Reproduce every entry exactly.
- - - - - - -
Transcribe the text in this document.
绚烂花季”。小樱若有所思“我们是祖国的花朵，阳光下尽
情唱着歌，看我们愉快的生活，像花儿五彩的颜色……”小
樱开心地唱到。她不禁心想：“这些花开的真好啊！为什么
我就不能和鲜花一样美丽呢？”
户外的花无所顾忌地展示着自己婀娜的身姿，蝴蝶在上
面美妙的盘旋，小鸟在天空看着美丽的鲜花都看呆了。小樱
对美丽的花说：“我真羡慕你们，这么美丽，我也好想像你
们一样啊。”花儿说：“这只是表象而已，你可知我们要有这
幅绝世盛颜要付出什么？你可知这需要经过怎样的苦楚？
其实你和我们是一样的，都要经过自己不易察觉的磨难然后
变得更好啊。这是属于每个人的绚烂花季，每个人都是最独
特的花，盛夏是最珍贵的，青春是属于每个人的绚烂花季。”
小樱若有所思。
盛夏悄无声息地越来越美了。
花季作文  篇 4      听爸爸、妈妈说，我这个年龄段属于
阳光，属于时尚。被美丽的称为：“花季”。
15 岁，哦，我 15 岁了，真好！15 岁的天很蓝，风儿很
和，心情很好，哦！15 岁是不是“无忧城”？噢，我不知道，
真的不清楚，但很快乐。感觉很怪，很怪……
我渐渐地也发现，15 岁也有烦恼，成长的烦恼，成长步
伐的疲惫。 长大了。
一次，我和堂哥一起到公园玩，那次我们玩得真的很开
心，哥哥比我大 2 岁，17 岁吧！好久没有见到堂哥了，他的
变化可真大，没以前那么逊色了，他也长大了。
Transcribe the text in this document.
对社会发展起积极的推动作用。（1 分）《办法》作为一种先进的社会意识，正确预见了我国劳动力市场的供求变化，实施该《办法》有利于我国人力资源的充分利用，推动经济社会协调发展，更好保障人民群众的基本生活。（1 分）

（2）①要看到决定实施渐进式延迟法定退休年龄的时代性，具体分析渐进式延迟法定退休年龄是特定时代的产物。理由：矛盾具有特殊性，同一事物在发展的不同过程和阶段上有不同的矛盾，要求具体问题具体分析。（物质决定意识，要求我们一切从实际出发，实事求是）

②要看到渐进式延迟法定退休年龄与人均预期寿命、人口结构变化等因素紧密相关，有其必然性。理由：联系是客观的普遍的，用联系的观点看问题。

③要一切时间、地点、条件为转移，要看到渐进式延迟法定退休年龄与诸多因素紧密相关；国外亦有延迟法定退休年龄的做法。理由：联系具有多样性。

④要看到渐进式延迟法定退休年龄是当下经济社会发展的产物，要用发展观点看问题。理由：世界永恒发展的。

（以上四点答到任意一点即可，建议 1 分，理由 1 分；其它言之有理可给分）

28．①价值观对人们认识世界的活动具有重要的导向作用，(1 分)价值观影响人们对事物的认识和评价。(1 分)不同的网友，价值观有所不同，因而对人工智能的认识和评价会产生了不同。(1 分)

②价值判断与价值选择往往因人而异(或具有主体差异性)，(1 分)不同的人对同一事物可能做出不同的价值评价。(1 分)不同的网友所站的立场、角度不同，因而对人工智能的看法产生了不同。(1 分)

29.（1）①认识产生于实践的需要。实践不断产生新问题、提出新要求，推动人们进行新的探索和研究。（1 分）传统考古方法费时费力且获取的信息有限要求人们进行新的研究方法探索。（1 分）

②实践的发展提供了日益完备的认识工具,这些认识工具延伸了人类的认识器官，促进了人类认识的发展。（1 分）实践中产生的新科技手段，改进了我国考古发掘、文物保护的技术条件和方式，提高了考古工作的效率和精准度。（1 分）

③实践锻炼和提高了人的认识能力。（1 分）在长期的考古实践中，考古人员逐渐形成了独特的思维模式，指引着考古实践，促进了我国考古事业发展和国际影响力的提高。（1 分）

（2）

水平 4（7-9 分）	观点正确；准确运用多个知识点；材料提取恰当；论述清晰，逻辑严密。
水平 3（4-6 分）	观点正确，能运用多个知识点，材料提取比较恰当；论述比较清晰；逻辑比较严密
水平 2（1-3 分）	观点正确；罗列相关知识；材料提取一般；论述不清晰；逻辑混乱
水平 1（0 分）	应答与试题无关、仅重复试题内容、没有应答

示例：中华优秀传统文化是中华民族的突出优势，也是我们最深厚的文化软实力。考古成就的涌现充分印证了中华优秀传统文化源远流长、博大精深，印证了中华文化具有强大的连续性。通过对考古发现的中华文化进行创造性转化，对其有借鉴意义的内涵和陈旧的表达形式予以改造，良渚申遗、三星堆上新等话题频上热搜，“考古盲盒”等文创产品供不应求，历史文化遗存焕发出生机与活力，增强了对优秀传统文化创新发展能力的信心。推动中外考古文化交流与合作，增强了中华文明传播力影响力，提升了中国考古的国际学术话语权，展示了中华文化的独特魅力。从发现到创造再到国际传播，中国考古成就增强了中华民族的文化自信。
- - - - - - -
* Task output
Transcribe the text in this document.
绚烂花季”。小樱若有所思“我们是祖国的花朵，阳光下尽
情唱着歌，看我们愉快的生活，像花儿五彩的颜色……”小
樱开心地唱到。她不禁心想：“这些花开的真好啊！为什么
我就不能和鲜花一样美丽呢？”
户外的花无所顾忌地展示着自己婀娜的身姿，蝴蝶在上
面美妙的盘旋，小鸟在天空看着美丽的鲜花都看呆了。小樱
对美丽的花说：“我真羡慕你们，这么美丽，我也好想像你
们一样啊。”花儿说：“这只是表象而已，你可知我们要有这
幅绝世盛颜要付出什么？你可知这需要经过怎样的苦楚？
其实你和我们是一样的，都要经过自己不易察觉的磨难然后
变得更好啊。这是属于每个人的绚烂花季，每个人都是最独
特的花，盛夏是最珍贵的，青春是属于每个人的绚烂花季。”
小樱若有所思。
盛夏悄无声息地越来越美了。
花季作文  篇 4      听爸爸、妈妈说，我这个年龄段属于
阳光，属于时尚。被美丽的称为：“花季”。
15 岁，哦，我 15 岁了，真好！15 岁的天很蓝，风儿很
和，心情很好，哦！15 岁是不是“无忧城”？噢，我不知道，
真的不清楚，但很快乐。感觉很怪，很怪……
我渐渐地也发现，15 岁也有烦恼，成长的烦恼，成长步
伐的疲惫。 长大了。
一次，我和堂哥一起到公园玩，那次我们玩得真的很开
心，哥哥比我大 2 岁，17 岁吧！好久没有见到堂哥了，他的
变化可真大，没以前那么逊色了，他也长大了。
Transcribe the text in this document.
对社会发展起积极的推动作用。（1 分）《办法》作为一种先进的社会意识，正确预见了我国劳动力市场的供求变化，实施该《办法》有利于我国人力资源的充分利用，推动经济社会协调发展，更好保障人民群众的基本生活。（1 分）

（2）①要看到决定实施渐进式延迟法定退休年龄的时代性，具体分析渐进式延迟法定退休年龄是特定时代的产物。理由：矛盾具有特殊性，同一事物在发展的不同过程和阶段上有不同的矛盾，要求具体问题具体分析。（物质决定意识，要求我们一切从实际出发，实事求是）

②要看到渐进式延迟法定退休年龄与人均预期寿命、人口结构变化等因素紧密相关，有其必然性。理由：联系是客观的普遍的，用联系的观点看问题。

③要一切时间、地点、条件为转移，要看到渐进式延迟法定退休年龄与诸多因素紧密相关；国外亦有延迟法定退休年龄的做法。理由：联系具有多样性。

④要看到渐进式延迟法定退休年龄是当下经济社会发展的产物，要用发展观点看问题。理由：世界永恒发展的。

（以上四点答到任意一点即可，建议 1 分，理由 1 分；其它言之有理可给分）

28．①价值观对人们认识世界的活动具有重要的导向作用，(1 分)价值观影响人们对事物的认识和评价。(1 分)不同的网友，价值观有所不同，因而对人工智能的认识和评价会产生了不同。(1 分)

②价值判断与价值选择往往因人而异(或具有主体差异性)，(1 分)不同的人对同一事物可能做出不同的价值评价。(1 分)不同的网友所站的立场、角度不同，因而对人工智能的看法产生了不同。(1 分)

29.（1）①认识产生于实践的需要。实践不断产生新问题、提出新要求，推动人们进行新的探索和研究。（1 分）传统考古方法费时费力且获取的信息有限要求人们进行新的研究方法探索。（1 分）

②实践的发展提供了日益完备的认识工具,这些认识工具延伸了人类的认识器官，促进了人类认识的发展。（1 分）实践中产生的新科技手段，改进了我国考古发掘、文物保护的技术条件和方式，提高了考古工作的效率和精准度。（1 分）

③实践锻炼和提高了人的认识能力。（1 分）在长期的考古实践中，考古人员逐渐形成了独特的思维模式，指引着考古实践，促进了我国考古事业发展和国际影响力的提高。（1 分）

（2）

水平 4（7-9 分）	观点正确；准确运用多个知识点；材料提取恰当；论述清晰，逻辑严密。
水平 3（4-6 分）	观点正确，能运用多个知识点，材料提取比较恰当；论述比较清晰；逻辑比较严密
水平 2（1-3 分）	观点正确；罗列相关知识；材料提取一般；论述不清晰；逻辑混乱
水平 1（0 分）	应答与试题无关、仅重复试题内容、没有应答

示例：中华优秀传统文化是中华民族的突出优势，也是我们最深厚的文化软实力。考古成就的涌现充分印证了中华优秀传统文化源远流长、博大精深，印证了中华文化具有强大的连续性。通过对考古发现的中华文化进行创造性转化，对其有借鉴意义的内涵和陈旧的表达形式予以改造，良渚申遗、三星堆上新等话题频上热搜，“考古盲盒”等文创产品供不应求，历史文化遗存焕发出生机与活力，增强了对优秀传统文化创新发展能力的信心。推动中外考古文化交流与合作，增强了中华文明传播力影响力，提升了中国考古的国际学术话语权，展示了中华文化的独特魅力。从发现到创造再到国际传播，中国考古成就增强了中华民族的文化自信。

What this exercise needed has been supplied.